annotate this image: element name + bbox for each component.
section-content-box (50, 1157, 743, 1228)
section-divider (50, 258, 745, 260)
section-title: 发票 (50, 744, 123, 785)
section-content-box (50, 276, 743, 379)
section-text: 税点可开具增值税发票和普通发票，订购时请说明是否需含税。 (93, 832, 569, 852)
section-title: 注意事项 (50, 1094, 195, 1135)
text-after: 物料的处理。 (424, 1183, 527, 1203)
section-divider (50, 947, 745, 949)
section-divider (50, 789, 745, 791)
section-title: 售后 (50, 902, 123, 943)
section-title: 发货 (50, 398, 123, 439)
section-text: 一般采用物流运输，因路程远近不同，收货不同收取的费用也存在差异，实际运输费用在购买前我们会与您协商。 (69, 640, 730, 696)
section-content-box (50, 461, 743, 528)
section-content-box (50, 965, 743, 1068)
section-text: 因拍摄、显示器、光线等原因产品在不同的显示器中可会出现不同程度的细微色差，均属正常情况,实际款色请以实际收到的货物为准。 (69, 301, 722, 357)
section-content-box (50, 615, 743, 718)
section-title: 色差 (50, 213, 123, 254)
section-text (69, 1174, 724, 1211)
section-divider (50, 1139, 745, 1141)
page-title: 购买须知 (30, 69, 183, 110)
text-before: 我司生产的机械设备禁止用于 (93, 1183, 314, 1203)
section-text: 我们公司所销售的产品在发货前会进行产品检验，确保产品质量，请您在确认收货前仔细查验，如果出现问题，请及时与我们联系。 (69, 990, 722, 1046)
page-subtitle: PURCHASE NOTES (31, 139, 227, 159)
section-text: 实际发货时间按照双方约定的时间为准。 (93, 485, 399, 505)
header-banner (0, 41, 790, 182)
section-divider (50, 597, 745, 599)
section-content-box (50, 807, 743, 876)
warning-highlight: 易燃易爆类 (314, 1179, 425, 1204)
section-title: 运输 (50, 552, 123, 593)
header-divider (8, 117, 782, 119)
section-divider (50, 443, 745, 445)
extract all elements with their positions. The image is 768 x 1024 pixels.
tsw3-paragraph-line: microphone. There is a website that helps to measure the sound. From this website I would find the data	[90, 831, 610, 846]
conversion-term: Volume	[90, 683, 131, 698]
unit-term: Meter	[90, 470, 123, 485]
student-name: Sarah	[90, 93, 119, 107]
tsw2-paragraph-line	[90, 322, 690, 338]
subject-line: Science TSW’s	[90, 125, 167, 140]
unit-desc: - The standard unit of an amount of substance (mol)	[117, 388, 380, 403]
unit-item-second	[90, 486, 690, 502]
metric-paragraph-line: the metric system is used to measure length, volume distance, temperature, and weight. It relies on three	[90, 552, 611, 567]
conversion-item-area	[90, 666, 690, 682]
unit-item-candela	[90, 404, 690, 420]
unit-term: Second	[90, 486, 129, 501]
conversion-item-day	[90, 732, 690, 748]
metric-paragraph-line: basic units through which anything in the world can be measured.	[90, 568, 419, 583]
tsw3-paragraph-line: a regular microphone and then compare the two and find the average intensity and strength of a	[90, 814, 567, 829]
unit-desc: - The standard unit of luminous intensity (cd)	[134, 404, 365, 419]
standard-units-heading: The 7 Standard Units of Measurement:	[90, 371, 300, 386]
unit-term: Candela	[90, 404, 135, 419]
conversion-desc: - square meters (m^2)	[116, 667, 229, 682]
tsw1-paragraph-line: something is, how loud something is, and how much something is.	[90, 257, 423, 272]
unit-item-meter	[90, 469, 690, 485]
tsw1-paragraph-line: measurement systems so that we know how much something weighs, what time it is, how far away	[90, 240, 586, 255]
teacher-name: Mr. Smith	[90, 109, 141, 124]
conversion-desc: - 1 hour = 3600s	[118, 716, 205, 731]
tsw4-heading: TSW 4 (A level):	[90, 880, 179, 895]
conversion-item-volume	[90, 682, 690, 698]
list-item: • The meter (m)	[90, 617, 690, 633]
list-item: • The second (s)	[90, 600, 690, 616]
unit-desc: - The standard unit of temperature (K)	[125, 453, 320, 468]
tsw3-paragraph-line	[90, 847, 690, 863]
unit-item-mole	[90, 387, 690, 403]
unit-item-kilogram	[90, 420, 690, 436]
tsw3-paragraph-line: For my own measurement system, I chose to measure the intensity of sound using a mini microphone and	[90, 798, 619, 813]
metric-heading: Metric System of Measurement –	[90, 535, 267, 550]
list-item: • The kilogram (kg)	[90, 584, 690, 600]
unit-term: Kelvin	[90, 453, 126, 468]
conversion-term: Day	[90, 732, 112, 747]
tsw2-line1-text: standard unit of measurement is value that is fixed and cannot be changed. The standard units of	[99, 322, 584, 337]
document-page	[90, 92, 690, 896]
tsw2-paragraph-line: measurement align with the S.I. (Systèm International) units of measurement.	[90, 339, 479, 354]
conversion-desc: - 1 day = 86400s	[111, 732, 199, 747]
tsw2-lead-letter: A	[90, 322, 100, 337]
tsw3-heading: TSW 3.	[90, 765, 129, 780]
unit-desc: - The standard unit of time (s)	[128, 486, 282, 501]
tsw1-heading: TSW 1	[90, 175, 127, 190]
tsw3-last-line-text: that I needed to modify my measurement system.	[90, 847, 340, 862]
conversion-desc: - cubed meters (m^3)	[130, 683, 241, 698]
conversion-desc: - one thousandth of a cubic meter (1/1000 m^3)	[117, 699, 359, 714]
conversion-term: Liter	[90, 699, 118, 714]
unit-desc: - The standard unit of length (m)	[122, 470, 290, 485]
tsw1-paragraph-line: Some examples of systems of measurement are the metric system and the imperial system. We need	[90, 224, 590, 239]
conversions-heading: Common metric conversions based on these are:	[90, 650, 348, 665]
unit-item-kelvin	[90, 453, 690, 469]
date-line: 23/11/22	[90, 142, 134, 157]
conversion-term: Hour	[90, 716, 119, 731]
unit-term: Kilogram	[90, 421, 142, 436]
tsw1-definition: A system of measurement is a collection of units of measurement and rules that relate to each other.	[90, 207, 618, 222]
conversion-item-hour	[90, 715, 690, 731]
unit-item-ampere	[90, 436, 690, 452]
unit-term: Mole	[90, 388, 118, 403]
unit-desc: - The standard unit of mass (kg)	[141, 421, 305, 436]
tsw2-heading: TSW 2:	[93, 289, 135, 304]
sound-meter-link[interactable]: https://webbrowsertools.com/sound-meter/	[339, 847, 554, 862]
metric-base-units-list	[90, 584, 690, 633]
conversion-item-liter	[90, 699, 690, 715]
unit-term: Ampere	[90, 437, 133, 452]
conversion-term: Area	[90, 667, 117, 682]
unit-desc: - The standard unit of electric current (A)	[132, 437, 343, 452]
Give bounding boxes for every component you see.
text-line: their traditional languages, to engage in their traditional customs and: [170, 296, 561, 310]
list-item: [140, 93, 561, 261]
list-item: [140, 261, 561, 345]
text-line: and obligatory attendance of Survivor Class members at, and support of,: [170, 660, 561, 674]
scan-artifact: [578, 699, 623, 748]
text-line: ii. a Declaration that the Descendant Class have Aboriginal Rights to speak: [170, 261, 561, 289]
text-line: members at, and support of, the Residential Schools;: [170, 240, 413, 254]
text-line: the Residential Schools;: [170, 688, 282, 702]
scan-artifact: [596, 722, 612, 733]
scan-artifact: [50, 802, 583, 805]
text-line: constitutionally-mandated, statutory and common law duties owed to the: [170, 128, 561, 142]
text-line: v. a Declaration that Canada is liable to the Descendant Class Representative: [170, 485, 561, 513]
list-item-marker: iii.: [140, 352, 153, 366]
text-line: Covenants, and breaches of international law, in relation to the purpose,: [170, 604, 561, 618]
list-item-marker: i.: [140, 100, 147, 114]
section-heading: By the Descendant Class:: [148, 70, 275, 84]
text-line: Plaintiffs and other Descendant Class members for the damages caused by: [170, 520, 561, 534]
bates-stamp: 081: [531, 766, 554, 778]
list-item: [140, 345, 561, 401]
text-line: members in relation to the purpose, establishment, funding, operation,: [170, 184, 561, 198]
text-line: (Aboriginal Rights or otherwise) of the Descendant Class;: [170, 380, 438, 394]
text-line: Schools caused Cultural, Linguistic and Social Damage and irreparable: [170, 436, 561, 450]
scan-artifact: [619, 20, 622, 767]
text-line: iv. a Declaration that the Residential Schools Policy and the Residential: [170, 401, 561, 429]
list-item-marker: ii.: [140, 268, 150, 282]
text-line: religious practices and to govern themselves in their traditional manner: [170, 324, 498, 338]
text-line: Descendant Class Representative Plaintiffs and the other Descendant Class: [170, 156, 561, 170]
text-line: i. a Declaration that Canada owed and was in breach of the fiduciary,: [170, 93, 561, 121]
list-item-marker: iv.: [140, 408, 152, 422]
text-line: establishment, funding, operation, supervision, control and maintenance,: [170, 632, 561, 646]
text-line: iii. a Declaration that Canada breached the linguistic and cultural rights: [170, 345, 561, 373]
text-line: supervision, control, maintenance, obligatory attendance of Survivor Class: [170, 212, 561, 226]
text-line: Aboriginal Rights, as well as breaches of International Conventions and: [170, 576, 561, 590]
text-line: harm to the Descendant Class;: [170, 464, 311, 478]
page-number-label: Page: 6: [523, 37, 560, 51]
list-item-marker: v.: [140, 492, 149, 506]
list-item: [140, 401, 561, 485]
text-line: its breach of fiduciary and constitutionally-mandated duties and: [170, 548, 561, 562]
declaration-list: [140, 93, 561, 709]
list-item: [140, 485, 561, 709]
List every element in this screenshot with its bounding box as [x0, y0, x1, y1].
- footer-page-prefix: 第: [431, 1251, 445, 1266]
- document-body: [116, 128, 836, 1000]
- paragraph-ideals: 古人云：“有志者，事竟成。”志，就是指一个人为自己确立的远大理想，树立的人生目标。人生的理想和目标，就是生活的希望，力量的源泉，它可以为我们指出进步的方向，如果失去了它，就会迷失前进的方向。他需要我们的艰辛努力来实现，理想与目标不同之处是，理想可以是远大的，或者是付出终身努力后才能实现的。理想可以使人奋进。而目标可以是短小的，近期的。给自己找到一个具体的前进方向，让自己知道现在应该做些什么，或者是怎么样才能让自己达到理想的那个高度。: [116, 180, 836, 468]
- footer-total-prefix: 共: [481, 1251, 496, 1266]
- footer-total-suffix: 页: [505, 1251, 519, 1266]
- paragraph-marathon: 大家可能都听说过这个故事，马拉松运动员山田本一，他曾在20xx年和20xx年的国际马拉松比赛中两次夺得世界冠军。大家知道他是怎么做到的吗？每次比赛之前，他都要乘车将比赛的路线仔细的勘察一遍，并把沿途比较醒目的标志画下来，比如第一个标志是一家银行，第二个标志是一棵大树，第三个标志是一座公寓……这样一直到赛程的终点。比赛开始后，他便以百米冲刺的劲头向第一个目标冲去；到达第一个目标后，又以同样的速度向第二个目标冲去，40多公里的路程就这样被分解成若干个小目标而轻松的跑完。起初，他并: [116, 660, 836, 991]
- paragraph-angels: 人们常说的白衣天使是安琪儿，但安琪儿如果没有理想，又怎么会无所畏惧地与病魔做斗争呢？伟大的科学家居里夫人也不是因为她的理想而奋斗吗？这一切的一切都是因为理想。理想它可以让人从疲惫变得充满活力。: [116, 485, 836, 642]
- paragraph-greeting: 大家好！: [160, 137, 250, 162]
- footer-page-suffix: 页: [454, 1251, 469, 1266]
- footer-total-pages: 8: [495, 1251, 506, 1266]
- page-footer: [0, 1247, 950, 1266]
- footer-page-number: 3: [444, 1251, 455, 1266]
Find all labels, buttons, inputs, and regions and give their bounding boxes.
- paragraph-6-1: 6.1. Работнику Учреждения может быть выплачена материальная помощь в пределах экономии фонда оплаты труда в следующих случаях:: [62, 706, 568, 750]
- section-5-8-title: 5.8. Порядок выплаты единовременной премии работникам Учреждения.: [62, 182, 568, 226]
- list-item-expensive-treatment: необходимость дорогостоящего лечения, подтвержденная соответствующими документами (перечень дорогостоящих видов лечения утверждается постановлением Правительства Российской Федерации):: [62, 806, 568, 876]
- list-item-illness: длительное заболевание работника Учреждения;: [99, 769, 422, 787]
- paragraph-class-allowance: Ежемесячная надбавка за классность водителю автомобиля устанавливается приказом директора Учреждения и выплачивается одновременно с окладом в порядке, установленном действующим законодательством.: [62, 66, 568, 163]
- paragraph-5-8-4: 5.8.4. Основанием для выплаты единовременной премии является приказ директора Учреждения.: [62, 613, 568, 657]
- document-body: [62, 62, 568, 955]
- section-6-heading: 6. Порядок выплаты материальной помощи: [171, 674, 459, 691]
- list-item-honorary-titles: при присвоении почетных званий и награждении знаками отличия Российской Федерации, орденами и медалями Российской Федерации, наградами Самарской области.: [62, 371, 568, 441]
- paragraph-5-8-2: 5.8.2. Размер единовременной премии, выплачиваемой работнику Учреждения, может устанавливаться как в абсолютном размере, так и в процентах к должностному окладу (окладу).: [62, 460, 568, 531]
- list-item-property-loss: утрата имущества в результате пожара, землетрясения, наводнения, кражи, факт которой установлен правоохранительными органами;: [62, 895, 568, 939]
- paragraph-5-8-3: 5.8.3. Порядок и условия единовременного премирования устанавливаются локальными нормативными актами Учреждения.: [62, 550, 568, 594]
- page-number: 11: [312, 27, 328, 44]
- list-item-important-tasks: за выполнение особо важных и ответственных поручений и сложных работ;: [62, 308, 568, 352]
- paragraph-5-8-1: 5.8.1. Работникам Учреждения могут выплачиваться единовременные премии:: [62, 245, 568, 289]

• **THE TASK**
Can you give the lines from the beginning of the records through the line holding "section-title: 发货 (50, 398, 123, 439)", inclusive, again with "section-divider" swapped for "separator" and everything else left unchanged?

• **WRITTEN ANSWER**
annotate this image: element name + bbox for each component.
section-content-box (50, 1157, 743, 1228)
separator (50, 258, 745, 260)
section-title: 发票 (50, 744, 123, 785)
section-content-box (50, 276, 743, 379)
section-text: 税点可开具增值税发票和普通发票，订购时请说明是否需含税。 (93, 832, 569, 852)
section-title: 注意事项 (50, 1094, 195, 1135)
text-after: 物料的处理。 (424, 1183, 527, 1203)
separator (50, 947, 745, 949)
separator (50, 789, 745, 791)
section-title: 售后 (50, 902, 123, 943)
section-title: 发货 (50, 398, 123, 439)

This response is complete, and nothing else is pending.